Leaving out the pictures, retype all the material exactly.

(Items listed in a dataset)

____________

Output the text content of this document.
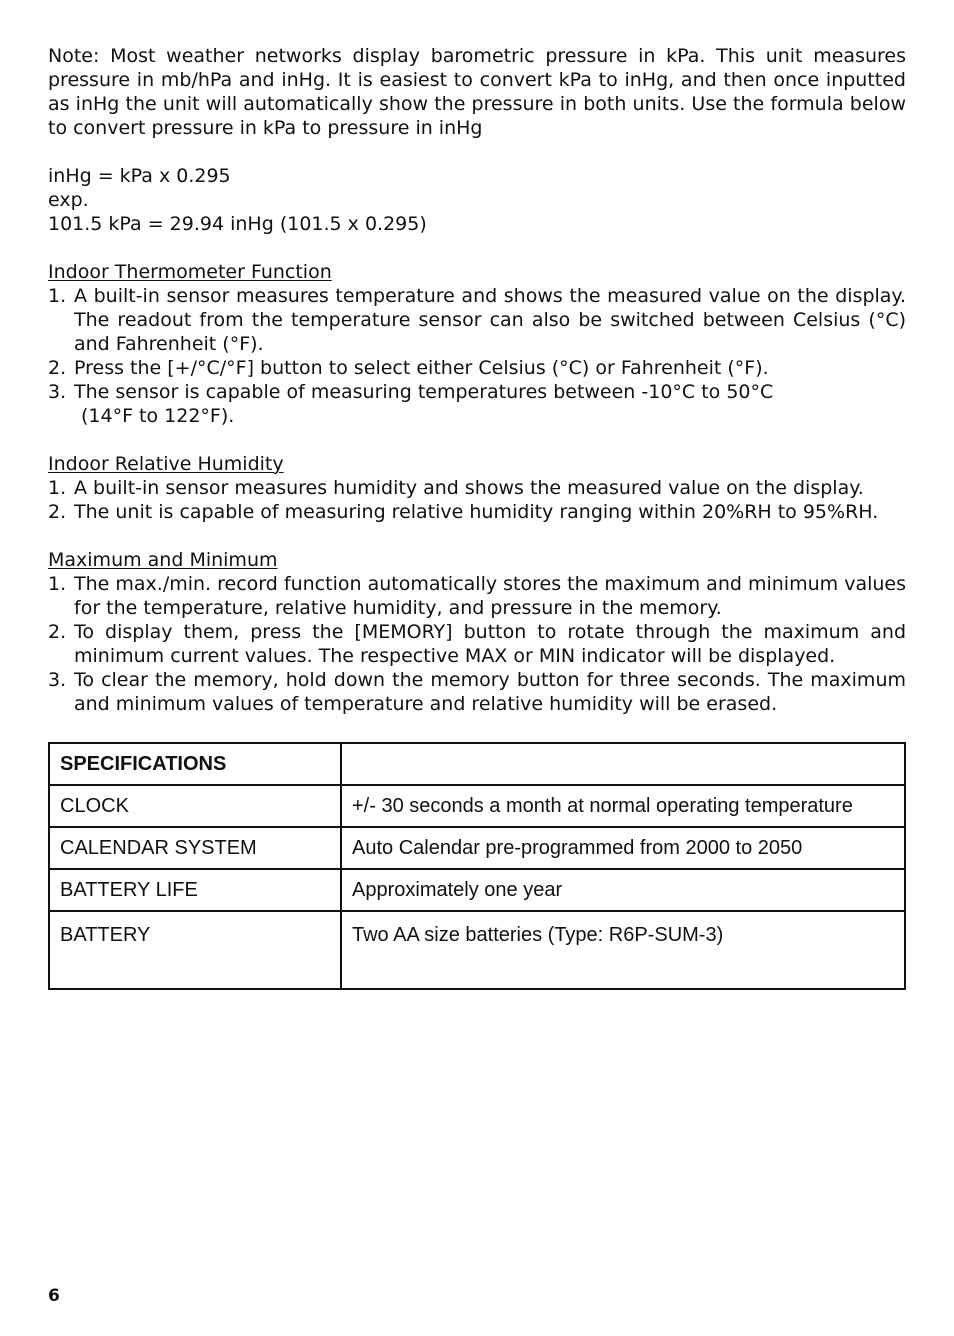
Note: Most weather networks display barometric pressure in kPa. This unit measures pressure in mb/hPa and inHg. It is easiest to convert kPa to inHg, and then once inputted as inHg the unit will automatically show the pressure in both units. Use the formula below to convert pressure in kPa to pressure in inHg

inHg = kPa x 0.295

exp.

101.5 kPa = 29.94 inHg (101.5 x 0.295)

Indoor Thermometer Function

1. A built-in sensor measures temperature and shows the measured value on the display. The readout from the temperature sensor can also be switched between Celsius (°C) and Fahrenheit (°F).
2. Press the [+/°C/°F] button to select either Celsius (°C) or Fahrenheit (°F).
3. The sensor is capable of measuring temperatures between -10°C to 50°C
(14°F to 122°F).

Indoor Relative Humidity

1. A built-in sensor measures humidity and shows the measured value on the display.
2. The unit is capable of measuring relative humidity ranging within 20%RH to 95%RH.

Maximum and Minimum

1. The max./min. record function automatically stores the maximum and minimum values for the temperature, relative humidity, and pressure in the memory.
2. To display them, press the [MEMORY] button to rotate through the maximum and minimum current values. The respective MAX or MIN indicator will be displayed.
3. To clear the memory, hold down the memory button for three seconds. The maximum and minimum values of temperature and relative humidity will be erased.
SPECIFICATIONS	
CLOCK	+/- 30 seconds a month at normal operating temperature
CALENDAR SYSTEM	Auto Calendar pre-programmed from 2000 to 2050
BATTERY LIFE	Approximately one year
BATTERY	Two AA size batteries (Type: R6P-SUM-3)
6
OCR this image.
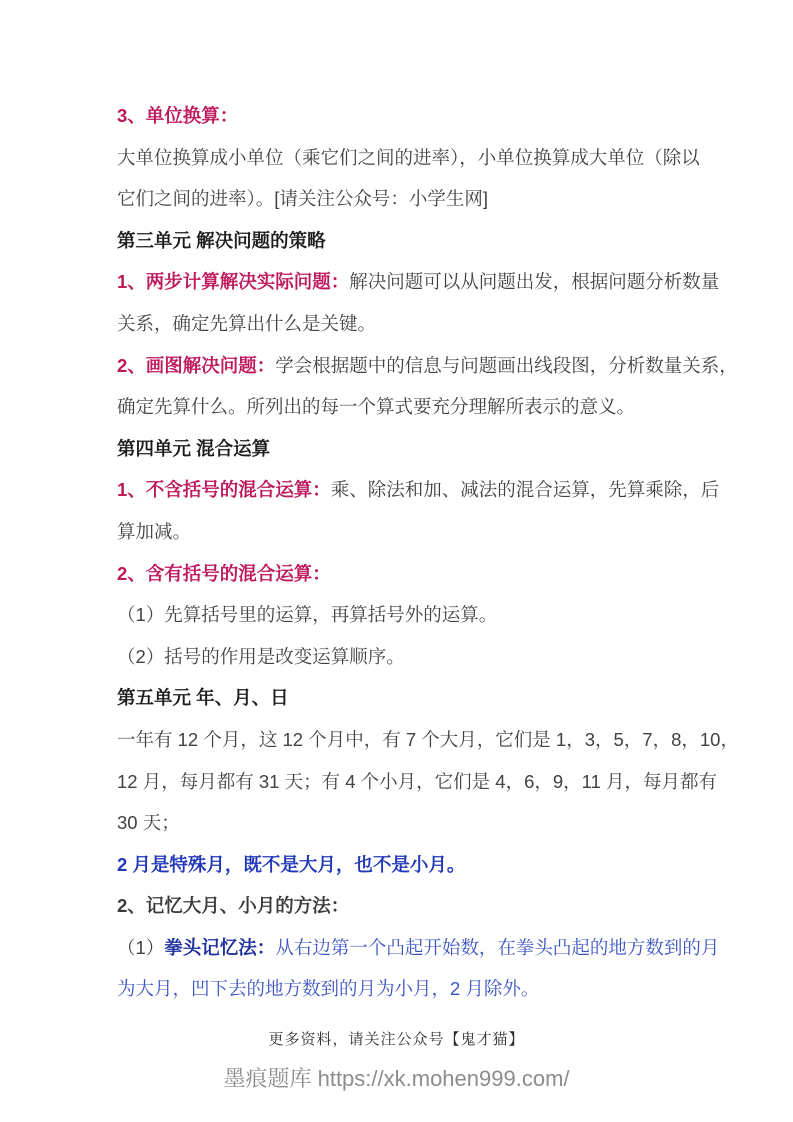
3、单位换算：
大单位换算成小单位（乘它们之间的进率），小单位换算成大单位（除以
它们之间的进率）。[请关注公众号：小学生网]
第三单元 解决问题的策略
1、两步计算解决实际问题：解决问题可以从问题出发，根据问题分析数量
关系，确定先算出什么是关键。
2、画图解决问题：学会根据题中的信息与问题画出线段图，分析数量关系，
确定先算什么。所列出的每一个算式要充分理解所表示的意义。
第四单元 混合运算
1、不含括号的混合运算：乘、除法和加、减法的混合运算，先算乘除，后
算加减。
2、含有括号的混合运算：
（1）先算括号里的运算，再算括号外的运算。
（2）括号的作用是改变运算顺序。
第五单元 年、月、日
一年有 12 个月，这 12 个月中，有 7 个大月，它们是 1，3，5，7，8，10，
12 月，每月都有 31 天；有 4 个小月，它们是 4，6，9，11 月，每月都有
30 天；
2 月是特殊月，既不是大月，也不是小月。
2、记忆大月、小月的方法：
（1）拳头记忆法：从右边第一个凸起开始数，在拳头凸起的地方数到的月
为大月，凹下去的地方数到的月为小月，2 月除外。
更多资料，请关注公众号【鬼才猫】
墨痕题库 https://xk.mohen999.com/
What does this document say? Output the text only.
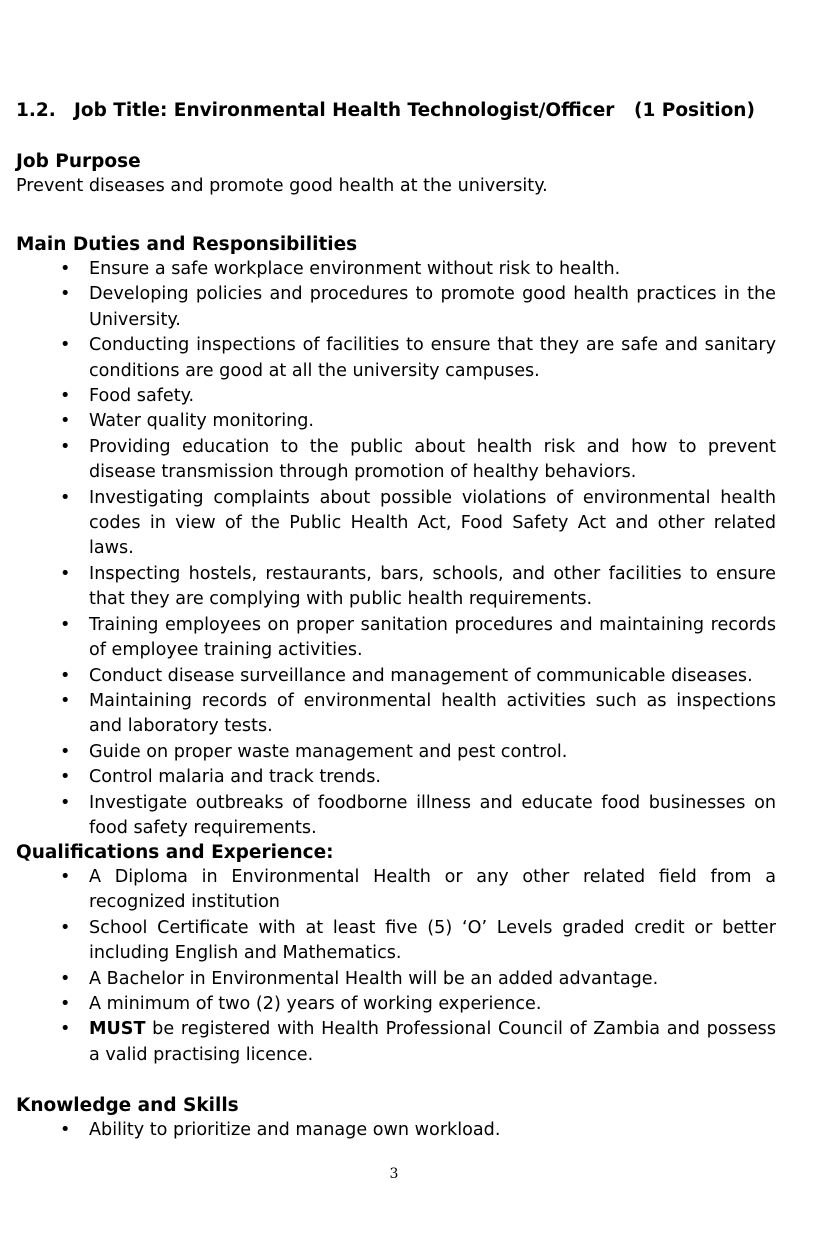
1.2. Job Title: Environmental Health Technologist/Officer (1 Position)
Job Purpose
Prevent diseases and promote good health at the university.
Main Duties and Responsibilities
• Ensure a safe workplace environment without risk to health.
• Developing policies and procedures to promote good health practices in the University.
• Conducting inspections of facilities to ensure that they are safe and sanitary conditions are good at all the university campuses.
• Food safety.
• Water quality monitoring.
• Providing education to the public about health risk and how to prevent disease transmission through promotion of healthy behaviors.
• Investigating complaints about possible violations of environmental health codes in view of the Public Health Act, Food Safety Act and other related laws.
• Inspecting hostels, restaurants, bars, schools, and other facilities to ensure that they are complying with public health requirements.
• Training employees on proper sanitation procedures and maintaining records of employee training activities.
• Conduct disease surveillance and management of communicable diseases.
• Maintaining records of environmental health activities such as inspections and laboratory tests.
• Guide on proper waste management and pest control.
• Control malaria and track trends.
• Investigate outbreaks of foodborne illness and educate food businesses on food safety requirements.
Qualifications and Experience:
• A Diploma in Environmental Health or any other related field from a recognized institution
• School Certificate with at least five (5) ‘O’ Levels graded credit or better including English and Mathematics.
• A Bachelor in Environmental Health will be an added advantage.
• A minimum of two (2) years of working experience.
• MUST be registered with Health Professional Council of Zambia and possess a valid practising licence.
Knowledge and Skills
• Ability to prioritize and manage own workload.
3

____________

§ SOLUTION TO THIS EXERCISE:
Output the text content of this document.
Note: Most weather networks display barometric pressure in kPa. This unit measures pressure in mb/hPa and inHg. It is easiest to convert kPa to inHg, and then once inputted as inHg the unit will automatically show the pressure in both units. Use the formula below to convert pressure in kPa to pressure in inHg

inHg = kPa x 0.295

exp.

101.5 kPa = 29.94 inHg (101.5 x 0.295)

Indoor Thermometer Function

1. A built-in sensor measures temperature and shows the measured value on the display. The readout from the temperature sensor can also be switched between Celsius (°C) and Fahrenheit (°F).
2. Press the [+/°C/°F] button to select either Celsius (°C) or Fahrenheit (°F).
3. The sensor is capable of measuring temperatures between -10°C to 50°C
(14°F to 122°F).

Indoor Relative Humidity

1. A built-in sensor measures humidity and shows the measured value on the display.
2. The unit is capable of measuring relative humidity ranging within 20%RH to 95%RH.

Maximum and Minimum

1. The max./min. record function automatically stores the maximum and minimum values for the temperature, relative humidity, and pressure in the memory.
2. To display them, press the [MEMORY] button to rotate through the maximum and minimum current values. The respective MAX or MIN indicator will be displayed.
3. To clear the memory, hold down the memory button for three seconds. The maximum and minimum values of temperature and relative humidity will be erased.
SPECIFICATIONS	
CLOCK	+/- 30 seconds a month at normal operating temperature
CALENDAR SYSTEM	Auto Calendar pre-programmed from 2000 to 2050
BATTERY LIFE	Approximately one year
BATTERY	Two AA size batteries (Type: R6P-SUM-3)
6
OCR this image.
3、单位换算：
大单位换算成小单位（乘它们之间的进率），小单位换算成大单位（除以
它们之间的进率）。[请关注公众号：小学生网]
第三单元 解决问题的策略
1、两步计算解决实际问题：解决问题可以从问题出发，根据问题分析数量
关系，确定先算出什么是关键。
2、画图解决问题：学会根据题中的信息与问题画出线段图，分析数量关系，
确定先算什么。所列出的每一个算式要充分理解所表示的意义。
第四单元 混合运算
1、不含括号的混合运算：乘、除法和加、减法的混合运算，先算乘除，后
算加减。
2、含有括号的混合运算：
（1）先算括号里的运算，再算括号外的运算。
（2）括号的作用是改变运算顺序。
第五单元 年、月、日
一年有 12 个月，这 12 个月中，有 7 个大月，它们是 1，3，5，7，8，10，
12 月，每月都有 31 天；有 4 个小月，它们是 4，6，9，11 月，每月都有
30 天；
2 月是特殊月，既不是大月，也不是小月。
2、记忆大月、小月的方法：
（1）拳头记忆法：从右边第一个凸起开始数，在拳头凸起的地方数到的月
为大月，凹下去的地方数到的月为小月，2 月除外。
更多资料，请关注公众号【鬼才猫】
墨痕题库 https://xk.mohen999.com/
What does this document say? Output the text only.
1.2. Job Title: Environmental Health Technologist/Officer (1 Position)
Job Purpose
Prevent diseases and promote good health at the university.
Main Duties and Responsibilities
• Ensure a safe workplace environment without risk to health.
• Developing policies and procedures to promote good health practices in the University.
• Conducting inspections of facilities to ensure that they are safe and sanitary conditions are good at all the university campuses.
• Food safety.
• Water quality monitoring.
• Providing education to the public about health risk and how to prevent disease transmission through promotion of healthy behaviors.
• Investigating complaints about possible violations of environmental health codes in view of the Public Health Act, Food Safety Act and other related laws.
• Inspecting hostels, restaurants, bars, schools, and other facilities to ensure that they are complying with public health requirements.
• Training employees on proper sanitation procedures and maintaining records of employee training activities.
• Conduct disease surveillance and management of communicable diseases.
• Maintaining records of environmental health activities such as inspections and laboratory tests.
• Guide on proper waste management and pest control.
• Control malaria and track trends.
• Investigate outbreaks of foodborne illness and educate food businesses on food safety requirements.
Qualifications and Experience:
• A Diploma in Environmental Health or any other related field from a recognized institution
• School Certificate with at least five (5) ‘O’ Levels graded credit or better including English and Mathematics.
• A Bachelor in Environmental Health will be an added advantage.
• A minimum of two (2) years of working experience.
• MUST be registered with Health Professional Council of Zambia and possess a valid practising licence.
Knowledge and Skills
• Ability to prioritize and manage own workload.
3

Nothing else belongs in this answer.